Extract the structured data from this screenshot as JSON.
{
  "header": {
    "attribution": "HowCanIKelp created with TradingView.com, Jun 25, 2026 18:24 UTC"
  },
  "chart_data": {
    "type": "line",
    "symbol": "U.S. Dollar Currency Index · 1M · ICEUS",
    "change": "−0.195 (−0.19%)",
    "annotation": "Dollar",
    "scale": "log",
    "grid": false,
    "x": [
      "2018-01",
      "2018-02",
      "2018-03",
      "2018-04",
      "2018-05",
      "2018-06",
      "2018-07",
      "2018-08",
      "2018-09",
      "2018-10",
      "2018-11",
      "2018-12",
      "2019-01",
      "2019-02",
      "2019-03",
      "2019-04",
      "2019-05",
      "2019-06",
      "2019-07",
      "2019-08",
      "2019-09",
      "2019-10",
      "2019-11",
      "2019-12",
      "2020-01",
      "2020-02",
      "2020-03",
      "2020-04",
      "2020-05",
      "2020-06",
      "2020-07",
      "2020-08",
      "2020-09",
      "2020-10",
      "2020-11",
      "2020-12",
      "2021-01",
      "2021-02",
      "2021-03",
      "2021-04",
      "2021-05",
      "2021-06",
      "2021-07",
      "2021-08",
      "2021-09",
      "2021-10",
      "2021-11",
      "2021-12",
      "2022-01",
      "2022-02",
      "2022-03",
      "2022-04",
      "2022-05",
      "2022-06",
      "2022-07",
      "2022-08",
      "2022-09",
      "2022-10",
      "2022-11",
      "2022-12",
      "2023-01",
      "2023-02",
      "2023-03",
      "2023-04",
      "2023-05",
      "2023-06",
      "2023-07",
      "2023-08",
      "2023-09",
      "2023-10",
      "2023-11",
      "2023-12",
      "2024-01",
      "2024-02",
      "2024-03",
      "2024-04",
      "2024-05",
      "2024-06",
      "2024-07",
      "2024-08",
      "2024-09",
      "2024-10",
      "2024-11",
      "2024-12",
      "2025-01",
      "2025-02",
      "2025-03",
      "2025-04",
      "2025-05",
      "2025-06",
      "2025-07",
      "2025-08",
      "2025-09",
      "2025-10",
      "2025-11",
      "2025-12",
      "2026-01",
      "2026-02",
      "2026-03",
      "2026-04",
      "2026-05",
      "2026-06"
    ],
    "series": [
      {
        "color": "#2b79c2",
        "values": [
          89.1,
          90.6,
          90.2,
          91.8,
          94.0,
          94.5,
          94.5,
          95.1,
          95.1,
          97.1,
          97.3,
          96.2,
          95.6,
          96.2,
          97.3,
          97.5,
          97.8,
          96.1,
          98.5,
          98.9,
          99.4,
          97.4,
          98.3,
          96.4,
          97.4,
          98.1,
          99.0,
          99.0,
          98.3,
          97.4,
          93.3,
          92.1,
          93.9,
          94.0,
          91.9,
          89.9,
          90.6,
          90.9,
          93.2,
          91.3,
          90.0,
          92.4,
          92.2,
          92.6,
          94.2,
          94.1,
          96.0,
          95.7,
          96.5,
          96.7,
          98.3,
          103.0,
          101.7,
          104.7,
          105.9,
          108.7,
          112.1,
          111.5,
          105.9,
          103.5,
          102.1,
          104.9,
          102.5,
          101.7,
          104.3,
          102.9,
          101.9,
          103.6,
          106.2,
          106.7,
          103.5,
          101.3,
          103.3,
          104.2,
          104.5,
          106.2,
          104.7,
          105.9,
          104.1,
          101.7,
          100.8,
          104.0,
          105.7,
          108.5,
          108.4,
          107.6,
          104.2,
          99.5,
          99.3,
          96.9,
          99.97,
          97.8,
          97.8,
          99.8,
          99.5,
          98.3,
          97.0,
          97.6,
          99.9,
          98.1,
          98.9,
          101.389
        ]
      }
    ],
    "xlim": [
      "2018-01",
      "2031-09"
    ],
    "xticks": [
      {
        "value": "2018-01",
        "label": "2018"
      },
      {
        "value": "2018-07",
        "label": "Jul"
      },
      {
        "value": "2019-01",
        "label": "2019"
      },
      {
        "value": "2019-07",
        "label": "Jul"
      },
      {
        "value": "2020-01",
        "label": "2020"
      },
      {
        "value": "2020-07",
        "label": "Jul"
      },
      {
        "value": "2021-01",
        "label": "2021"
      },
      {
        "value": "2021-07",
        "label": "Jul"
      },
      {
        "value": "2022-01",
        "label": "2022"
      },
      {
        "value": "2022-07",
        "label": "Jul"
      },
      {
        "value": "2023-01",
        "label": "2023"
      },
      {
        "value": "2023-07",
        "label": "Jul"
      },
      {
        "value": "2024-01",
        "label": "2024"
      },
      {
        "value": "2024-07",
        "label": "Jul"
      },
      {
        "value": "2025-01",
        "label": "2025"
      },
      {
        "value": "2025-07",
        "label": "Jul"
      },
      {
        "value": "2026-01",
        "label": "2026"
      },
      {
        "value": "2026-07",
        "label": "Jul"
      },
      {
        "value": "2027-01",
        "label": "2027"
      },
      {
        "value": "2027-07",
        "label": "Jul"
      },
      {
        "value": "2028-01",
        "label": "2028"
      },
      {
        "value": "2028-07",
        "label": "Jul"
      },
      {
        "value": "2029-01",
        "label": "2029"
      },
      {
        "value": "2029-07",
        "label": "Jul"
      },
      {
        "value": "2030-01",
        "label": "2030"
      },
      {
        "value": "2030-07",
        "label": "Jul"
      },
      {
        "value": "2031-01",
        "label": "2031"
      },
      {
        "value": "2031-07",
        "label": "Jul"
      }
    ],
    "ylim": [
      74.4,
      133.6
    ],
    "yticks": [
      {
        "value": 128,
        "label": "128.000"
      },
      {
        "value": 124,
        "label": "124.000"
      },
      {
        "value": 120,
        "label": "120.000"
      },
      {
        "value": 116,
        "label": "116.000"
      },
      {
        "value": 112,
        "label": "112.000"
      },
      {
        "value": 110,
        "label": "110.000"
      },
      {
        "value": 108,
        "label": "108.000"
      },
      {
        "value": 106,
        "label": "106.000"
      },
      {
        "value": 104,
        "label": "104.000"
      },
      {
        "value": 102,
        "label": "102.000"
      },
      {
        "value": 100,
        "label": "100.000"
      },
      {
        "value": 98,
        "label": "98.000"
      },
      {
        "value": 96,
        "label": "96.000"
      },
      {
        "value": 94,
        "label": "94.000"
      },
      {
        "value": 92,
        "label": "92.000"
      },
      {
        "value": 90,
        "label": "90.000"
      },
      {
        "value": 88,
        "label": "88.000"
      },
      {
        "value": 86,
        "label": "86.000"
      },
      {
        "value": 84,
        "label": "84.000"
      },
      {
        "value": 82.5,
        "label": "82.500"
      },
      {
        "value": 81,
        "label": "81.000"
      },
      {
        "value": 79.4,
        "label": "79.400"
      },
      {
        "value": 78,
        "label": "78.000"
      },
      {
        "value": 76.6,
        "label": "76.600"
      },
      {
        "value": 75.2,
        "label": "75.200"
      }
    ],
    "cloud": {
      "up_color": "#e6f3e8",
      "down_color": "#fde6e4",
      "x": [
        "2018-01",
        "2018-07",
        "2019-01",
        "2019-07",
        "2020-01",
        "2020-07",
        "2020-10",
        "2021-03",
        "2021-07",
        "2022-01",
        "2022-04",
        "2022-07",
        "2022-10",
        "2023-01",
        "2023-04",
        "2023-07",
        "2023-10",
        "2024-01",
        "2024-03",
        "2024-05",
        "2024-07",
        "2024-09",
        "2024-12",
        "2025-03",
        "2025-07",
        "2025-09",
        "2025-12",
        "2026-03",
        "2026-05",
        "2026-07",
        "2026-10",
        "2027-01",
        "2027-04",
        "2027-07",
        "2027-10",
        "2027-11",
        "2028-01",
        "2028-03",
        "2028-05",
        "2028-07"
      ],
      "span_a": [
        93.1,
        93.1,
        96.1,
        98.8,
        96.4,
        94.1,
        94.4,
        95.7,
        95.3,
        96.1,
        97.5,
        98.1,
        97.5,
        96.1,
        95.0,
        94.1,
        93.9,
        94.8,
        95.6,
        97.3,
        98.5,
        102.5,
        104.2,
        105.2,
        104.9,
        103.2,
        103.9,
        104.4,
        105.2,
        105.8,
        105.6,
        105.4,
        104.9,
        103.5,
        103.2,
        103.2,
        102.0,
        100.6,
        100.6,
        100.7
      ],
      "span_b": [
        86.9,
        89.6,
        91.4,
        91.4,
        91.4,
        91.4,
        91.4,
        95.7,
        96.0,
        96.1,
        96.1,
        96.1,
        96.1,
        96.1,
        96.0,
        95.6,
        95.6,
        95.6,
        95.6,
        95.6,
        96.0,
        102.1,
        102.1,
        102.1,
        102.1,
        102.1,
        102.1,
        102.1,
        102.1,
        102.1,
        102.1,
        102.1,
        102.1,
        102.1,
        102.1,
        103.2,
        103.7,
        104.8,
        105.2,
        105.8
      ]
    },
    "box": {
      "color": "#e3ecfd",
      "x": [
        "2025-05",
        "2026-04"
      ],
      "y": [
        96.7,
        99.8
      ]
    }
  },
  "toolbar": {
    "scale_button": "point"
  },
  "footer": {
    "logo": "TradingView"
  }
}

* _Given instruction_
Count every line of the records that holds the string "Dollar". Write only the total.

* _Result of the exercise_
2